Please repeat the text of each of the following items word for word, leaving out the pictures.

___ Provided material

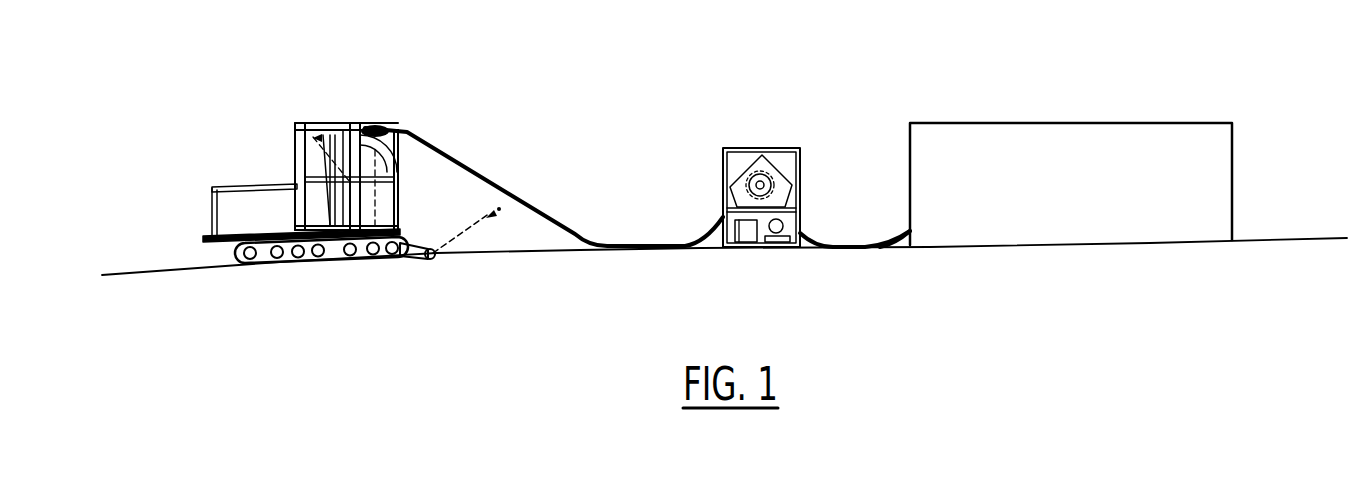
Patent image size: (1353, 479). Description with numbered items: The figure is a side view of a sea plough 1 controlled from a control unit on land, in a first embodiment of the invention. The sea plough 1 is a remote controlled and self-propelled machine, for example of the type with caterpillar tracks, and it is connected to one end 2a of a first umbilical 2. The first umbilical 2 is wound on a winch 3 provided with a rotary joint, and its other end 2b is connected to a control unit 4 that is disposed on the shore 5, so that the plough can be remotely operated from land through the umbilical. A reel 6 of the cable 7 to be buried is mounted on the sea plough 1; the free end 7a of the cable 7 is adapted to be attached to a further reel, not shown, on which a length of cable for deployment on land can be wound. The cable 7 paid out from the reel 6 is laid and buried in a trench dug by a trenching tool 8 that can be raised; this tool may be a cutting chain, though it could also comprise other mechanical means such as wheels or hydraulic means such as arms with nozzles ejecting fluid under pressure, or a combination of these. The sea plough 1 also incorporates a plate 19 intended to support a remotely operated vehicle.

The sea plough 1 is at (361, 181).
The first umbilical 2 is at (470, 165).
The end of first umbilical 2a is at (388, 128).
The other end of umbilical 2b is at (898, 245).
The winch 3 is at (747, 148).
The control unit 4 is at (1124, 140).
The shore 5 is at (1287, 238).
The reel 6 is at (310, 130).
The cable 7 is at (470, 233).
The free end of cable 7a is at (497, 206).
The trenching tool 8 is at (430, 258).
The plate 19 is at (305, 122).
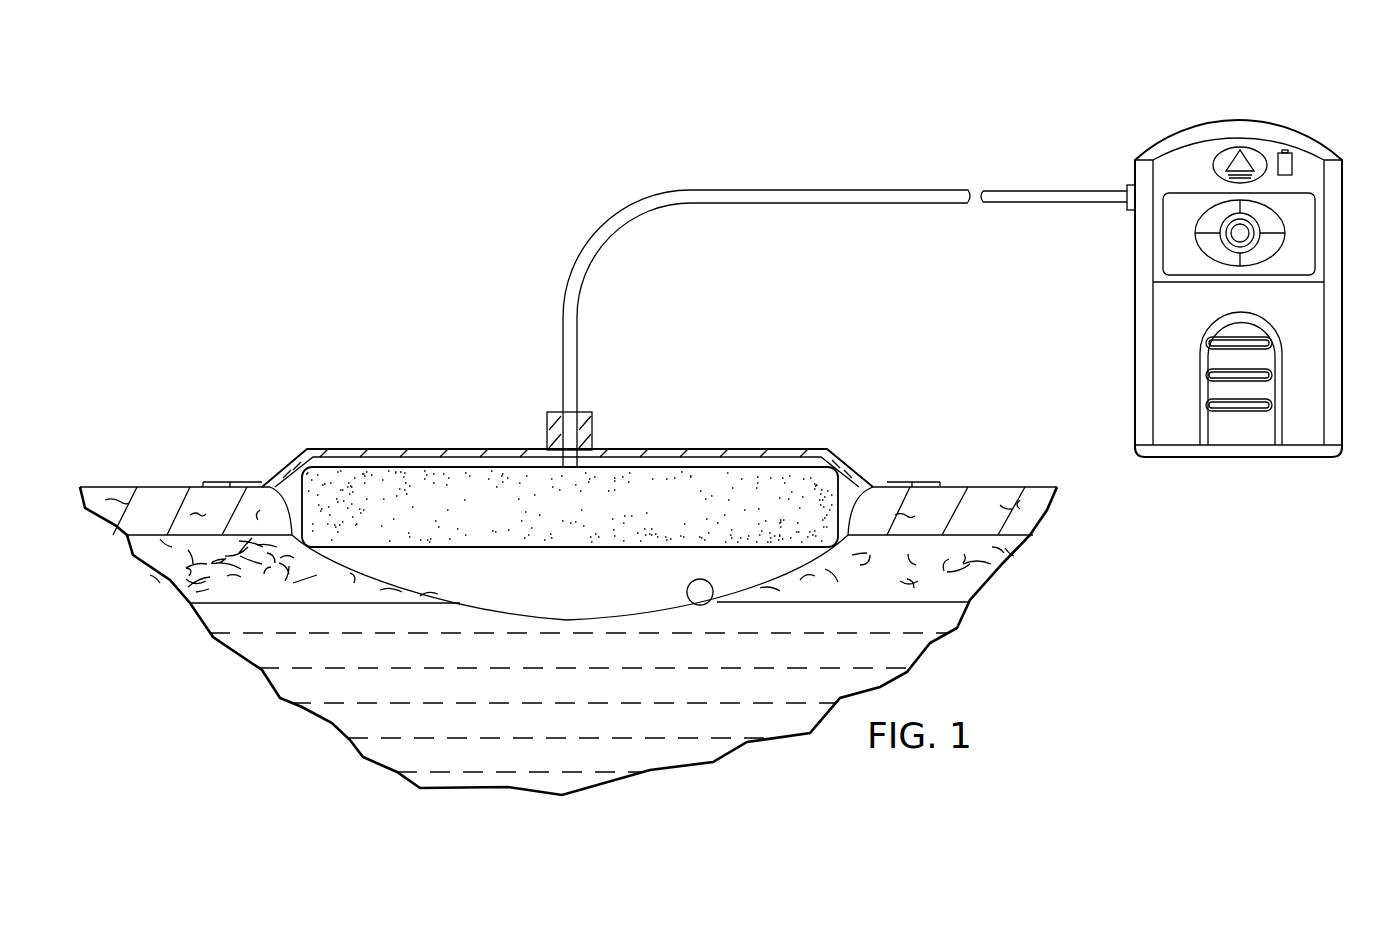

______

Output for this exercise:
Patent image size: (1353, 479). Description with numbered items: The figure is a side view of a sea plough 1 controlled from a control unit on land, in a first embodiment of the invention. The sea plough 1 is a remote controlled and self-propelled machine, for example of the type with caterpillar tracks, and it is connected to one end 2a of a first umbilical 2. The first umbilical 2 is wound on a winch 3 provided with a rotary joint, and its other end 2b is connected to a control unit 4 that is disposed on the shore 5, so that the plough can be remotely operated from land through the umbilical. A reel 6 of the cable 7 to be buried is mounted on the sea plough 1; the free end 7a of the cable 7 is adapted to be attached to a further reel, not shown, on which a length of cable for deployment on land can be wound. The cable 7 paid out from the reel 6 is laid and buried in a trench dug by a trenching tool 8 that can be raised; this tool may be a cutting chain, though it could also comprise other mechanical means such as wheels or hydraulic means such as arms with nozzles ejecting fluid under pressure, or a combination of these. The sea plough 1 also incorporates a plate 19 intended to support a remotely operated vehicle.

The sea plough 1 is at (361, 181).
The first umbilical 2 is at (470, 165).
The end of first umbilical 2a is at (388, 128).
The other end of umbilical 2b is at (898, 245).
The winch 3 is at (747, 148).
The control unit 4 is at (1124, 140).
The shore 5 is at (1287, 238).
The reel 6 is at (310, 130).
The cable 7 is at (470, 233).
The free end of cable 7a is at (497, 206).
The trenching tool 8 is at (430, 258).
The plate 19 is at (305, 122).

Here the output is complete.